- Dataset -
## start

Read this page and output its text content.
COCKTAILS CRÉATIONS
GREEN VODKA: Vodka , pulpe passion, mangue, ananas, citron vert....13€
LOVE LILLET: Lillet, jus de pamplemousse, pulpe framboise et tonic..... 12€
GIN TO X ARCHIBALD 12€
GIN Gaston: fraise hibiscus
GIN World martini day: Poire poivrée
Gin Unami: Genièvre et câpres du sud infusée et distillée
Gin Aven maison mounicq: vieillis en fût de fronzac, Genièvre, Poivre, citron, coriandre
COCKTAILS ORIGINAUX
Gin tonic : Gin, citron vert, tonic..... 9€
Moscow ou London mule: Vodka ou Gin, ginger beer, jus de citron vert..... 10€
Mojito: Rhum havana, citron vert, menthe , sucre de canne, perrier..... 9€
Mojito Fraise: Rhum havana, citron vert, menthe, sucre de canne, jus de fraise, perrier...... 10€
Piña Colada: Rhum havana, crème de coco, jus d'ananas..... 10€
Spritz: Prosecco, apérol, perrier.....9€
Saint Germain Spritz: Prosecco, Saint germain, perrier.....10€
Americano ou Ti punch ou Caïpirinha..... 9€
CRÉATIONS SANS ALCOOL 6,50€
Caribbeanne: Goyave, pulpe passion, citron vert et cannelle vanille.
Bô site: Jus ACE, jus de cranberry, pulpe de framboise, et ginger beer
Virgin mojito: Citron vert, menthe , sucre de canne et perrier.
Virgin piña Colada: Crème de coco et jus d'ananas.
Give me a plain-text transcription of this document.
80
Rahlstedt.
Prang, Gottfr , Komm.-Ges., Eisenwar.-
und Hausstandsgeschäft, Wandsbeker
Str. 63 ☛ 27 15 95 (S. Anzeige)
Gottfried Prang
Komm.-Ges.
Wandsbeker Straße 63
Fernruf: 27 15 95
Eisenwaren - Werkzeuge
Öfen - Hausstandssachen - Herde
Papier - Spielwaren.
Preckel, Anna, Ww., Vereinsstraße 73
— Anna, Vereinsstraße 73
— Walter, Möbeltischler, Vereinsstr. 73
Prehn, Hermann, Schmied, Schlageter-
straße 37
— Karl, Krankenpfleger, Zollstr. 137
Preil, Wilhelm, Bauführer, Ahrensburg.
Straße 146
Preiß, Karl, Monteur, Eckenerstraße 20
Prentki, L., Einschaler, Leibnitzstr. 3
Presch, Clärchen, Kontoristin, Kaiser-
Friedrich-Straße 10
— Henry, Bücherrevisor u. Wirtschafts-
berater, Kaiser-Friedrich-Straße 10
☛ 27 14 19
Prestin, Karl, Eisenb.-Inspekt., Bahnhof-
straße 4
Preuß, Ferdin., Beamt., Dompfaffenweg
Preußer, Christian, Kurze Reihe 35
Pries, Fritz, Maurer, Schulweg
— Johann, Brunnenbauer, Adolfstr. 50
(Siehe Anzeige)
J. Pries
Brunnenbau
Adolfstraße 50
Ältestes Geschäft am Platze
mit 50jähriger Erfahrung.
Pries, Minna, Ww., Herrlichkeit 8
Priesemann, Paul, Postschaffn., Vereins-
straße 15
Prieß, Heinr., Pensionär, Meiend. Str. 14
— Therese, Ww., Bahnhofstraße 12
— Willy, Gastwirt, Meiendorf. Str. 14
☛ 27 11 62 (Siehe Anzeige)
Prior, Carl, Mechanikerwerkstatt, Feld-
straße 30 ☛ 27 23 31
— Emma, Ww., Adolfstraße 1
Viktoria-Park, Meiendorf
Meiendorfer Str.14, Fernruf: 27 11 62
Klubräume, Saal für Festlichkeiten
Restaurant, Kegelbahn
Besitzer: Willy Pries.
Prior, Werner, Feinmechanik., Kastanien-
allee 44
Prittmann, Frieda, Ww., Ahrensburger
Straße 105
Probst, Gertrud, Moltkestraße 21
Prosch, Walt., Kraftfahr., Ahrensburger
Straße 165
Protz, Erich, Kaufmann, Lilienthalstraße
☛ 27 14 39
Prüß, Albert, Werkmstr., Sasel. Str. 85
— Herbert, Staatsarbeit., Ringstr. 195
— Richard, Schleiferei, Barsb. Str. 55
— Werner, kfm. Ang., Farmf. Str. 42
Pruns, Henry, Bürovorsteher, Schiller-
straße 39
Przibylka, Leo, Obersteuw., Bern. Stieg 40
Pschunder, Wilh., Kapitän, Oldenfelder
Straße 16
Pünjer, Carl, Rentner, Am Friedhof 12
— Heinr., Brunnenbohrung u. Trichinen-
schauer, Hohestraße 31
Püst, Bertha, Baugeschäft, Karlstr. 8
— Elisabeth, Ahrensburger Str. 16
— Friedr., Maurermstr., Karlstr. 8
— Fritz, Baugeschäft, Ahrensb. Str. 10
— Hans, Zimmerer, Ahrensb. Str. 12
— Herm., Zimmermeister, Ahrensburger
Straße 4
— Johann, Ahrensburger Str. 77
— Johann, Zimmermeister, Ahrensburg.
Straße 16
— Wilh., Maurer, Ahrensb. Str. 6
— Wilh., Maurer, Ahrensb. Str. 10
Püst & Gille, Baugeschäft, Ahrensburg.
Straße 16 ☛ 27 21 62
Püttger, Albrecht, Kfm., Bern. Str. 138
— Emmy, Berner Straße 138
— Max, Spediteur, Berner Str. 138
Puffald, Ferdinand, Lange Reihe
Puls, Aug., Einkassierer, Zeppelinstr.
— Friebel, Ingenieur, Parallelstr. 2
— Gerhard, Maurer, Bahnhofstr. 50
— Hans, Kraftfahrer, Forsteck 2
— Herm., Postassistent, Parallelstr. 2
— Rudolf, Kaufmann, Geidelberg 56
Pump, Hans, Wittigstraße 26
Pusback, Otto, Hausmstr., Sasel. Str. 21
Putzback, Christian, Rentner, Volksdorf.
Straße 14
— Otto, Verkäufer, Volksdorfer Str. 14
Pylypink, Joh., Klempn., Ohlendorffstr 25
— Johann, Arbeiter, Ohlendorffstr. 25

## end

- Given problem -
Print the whole listing again, exactly.

- Written response -
Read this page and output its text content.
COCKTAILS CRÉATIONS
GREEN VODKA: Vodka , pulpe passion, mangue, ananas, citron vert....13€
LOVE LILLET: Lillet, jus de pamplemousse, pulpe framboise et tonic..... 12€
GIN TO X ARCHIBALD 12€
GIN Gaston: fraise hibiscus
GIN World martini day: Poire poivrée
Gin Unami: Genièvre et câpres du sud infusée et distillée
Gin Aven maison mounicq: vieillis en fût de fronzac, Genièvre, Poivre, citron, coriandre
COCKTAILS ORIGINAUX
Gin tonic : Gin, citron vert, tonic..... 9€
Moscow ou London mule: Vodka ou Gin, ginger beer, jus de citron vert..... 10€
Mojito: Rhum havana, citron vert, menthe , sucre de canne, perrier..... 9€
Mojito Fraise: Rhum havana, citron vert, menthe, sucre de canne, jus de fraise, perrier...... 10€
Piña Colada: Rhum havana, crème de coco, jus d'ananas..... 10€
Spritz: Prosecco, apérol, perrier.....9€
Saint Germain Spritz: Prosecco, Saint germain, perrier.....10€
Americano ou Ti punch ou Caïpirinha..... 9€
CRÉATIONS SANS ALCOOL 6,50€
Caribbeanne: Goyave, pulpe passion, citron vert et cannelle vanille.
Bô site: Jus ACE, jus de cranberry, pulpe de framboise, et ginger beer
Virgin mojito: Citron vert, menthe , sucre de canne et perrier.
Virgin piña Colada: Crème de coco et jus d'ananas.
Give me a plain-text transcription of this document.
80
Rahlstedt.
Prang, Gottfr , Komm.-Ges., Eisenwar.-
und Hausstandsgeschäft, Wandsbeker
Str. 63 ☛ 27 15 95 (S. Anzeige)
Gottfried Prang
Komm.-Ges.
Wandsbeker Straße 63
Fernruf: 27 15 95
Eisenwaren - Werkzeuge
Öfen - Hausstandssachen - Herde
Papier - Spielwaren.
Preckel, Anna, Ww., Vereinsstraße 73
— Anna, Vereinsstraße 73
— Walter, Möbeltischler, Vereinsstr. 73
Prehn, Hermann, Schmied, Schlageter-
straße 37
— Karl, Krankenpfleger, Zollstr. 137
Preil, Wilhelm, Bauführer, Ahrensburg.
Straße 146
Preiß, Karl, Monteur, Eckenerstraße 20
Prentki, L., Einschaler, Leibnitzstr. 3
Presch, Clärchen, Kontoristin, Kaiser-
Friedrich-Straße 10
— Henry, Bücherrevisor u. Wirtschafts-
berater, Kaiser-Friedrich-Straße 10
☛ 27 14 19
Prestin, Karl, Eisenb.-Inspekt., Bahnhof-
straße 4
Preuß, Ferdin., Beamt., Dompfaffenweg
Preußer, Christian, Kurze Reihe 35
Pries, Fritz, Maurer, Schulweg
— Johann, Brunnenbauer, Adolfstr. 50
(Siehe Anzeige)
J. Pries
Brunnenbau
Adolfstraße 50
Ältestes Geschäft am Platze
mit 50jähriger Erfahrung.
Pries, Minna, Ww., Herrlichkeit 8
Priesemann, Paul, Postschaffn., Vereins-
straße 15
Prieß, Heinr., Pensionär, Meiend. Str. 14
— Therese, Ww., Bahnhofstraße 12
— Willy, Gastwirt, Meiendorf. Str. 14
☛ 27 11 62 (Siehe Anzeige)
Prior, Carl, Mechanikerwerkstatt, Feld-
straße 30 ☛ 27 23 31
— Emma, Ww., Adolfstraße 1
Viktoria-Park, Meiendorf
Meiendorfer Str.14, Fernruf: 27 11 62
Klubräume, Saal für Festlichkeiten
Restaurant, Kegelbahn
Besitzer: Willy Pries.
Prior, Werner, Feinmechanik., Kastanien-
allee 44
Prittmann, Frieda, Ww., Ahrensburger
Straße 105
Probst, Gertrud, Moltkestraße 21
Prosch, Walt., Kraftfahr., Ahrensburger
Straße 165
Protz, Erich, Kaufmann, Lilienthalstraße
☛ 27 14 39
Prüß, Albert, Werkmstr., Sasel. Str. 85
— Herbert, Staatsarbeit., Ringstr. 195
— Richard, Schleiferei, Barsb. Str. 55
— Werner, kfm. Ang., Farmf. Str. 42
Pruns, Henry, Bürovorsteher, Schiller-
straße 39
Przibylka, Leo, Obersteuw., Bern. Stieg 40
Pschunder, Wilh., Kapitän, Oldenfelder
Straße 16
Pünjer, Carl, Rentner, Am Friedhof 12
— Heinr., Brunnenbohrung u. Trichinen-
schauer, Hohestraße 31
Püst, Bertha, Baugeschäft, Karlstr. 8
— Elisabeth, Ahrensburger Str. 16
— Friedr., Maurermstr., Karlstr. 8
— Fritz, Baugeschäft, Ahrensb. Str. 10
— Hans, Zimmerer, Ahrensb. Str. 12
— Herm., Zimmermeister, Ahrensburger
Straße 4
— Johann, Ahrensburger Str. 77
— Johann, Zimmermeister, Ahrensburg.
Straße 16
— Wilh., Maurer, Ahrensb. Str. 6
— Wilh., Maurer, Ahrensb. Str. 10
Püst & Gille, Baugeschäft, Ahrensburg.
Straße 16 ☛ 27 21 62
Püttger, Albrecht, Kfm., Bern. Str. 138
— Emmy, Berner Straße 138
— Max, Spediteur, Berner Str. 138
Puffald, Ferdinand, Lange Reihe
Puls, Aug., Einkassierer, Zeppelinstr.
— Friebel, Ingenieur, Parallelstr. 2
— Gerhard, Maurer, Bahnhofstr. 50
— Hans, Kraftfahrer, Forsteck 2
— Herm., Postassistent, Parallelstr. 2
— Rudolf, Kaufmann, Geidelberg 56
Pump, Hans, Wittigstraße 26
Pusback, Otto, Hausmstr., Sasel. Str. 21
Putzback, Christian, Rentner, Volksdorf.
Straße 14
— Otto, Verkäufer, Volksdorfer Str. 14
Pylypink, Joh., Klempn., Ohlendorffstr 25
— Johann, Arbeiter, Ohlendorffstr. 25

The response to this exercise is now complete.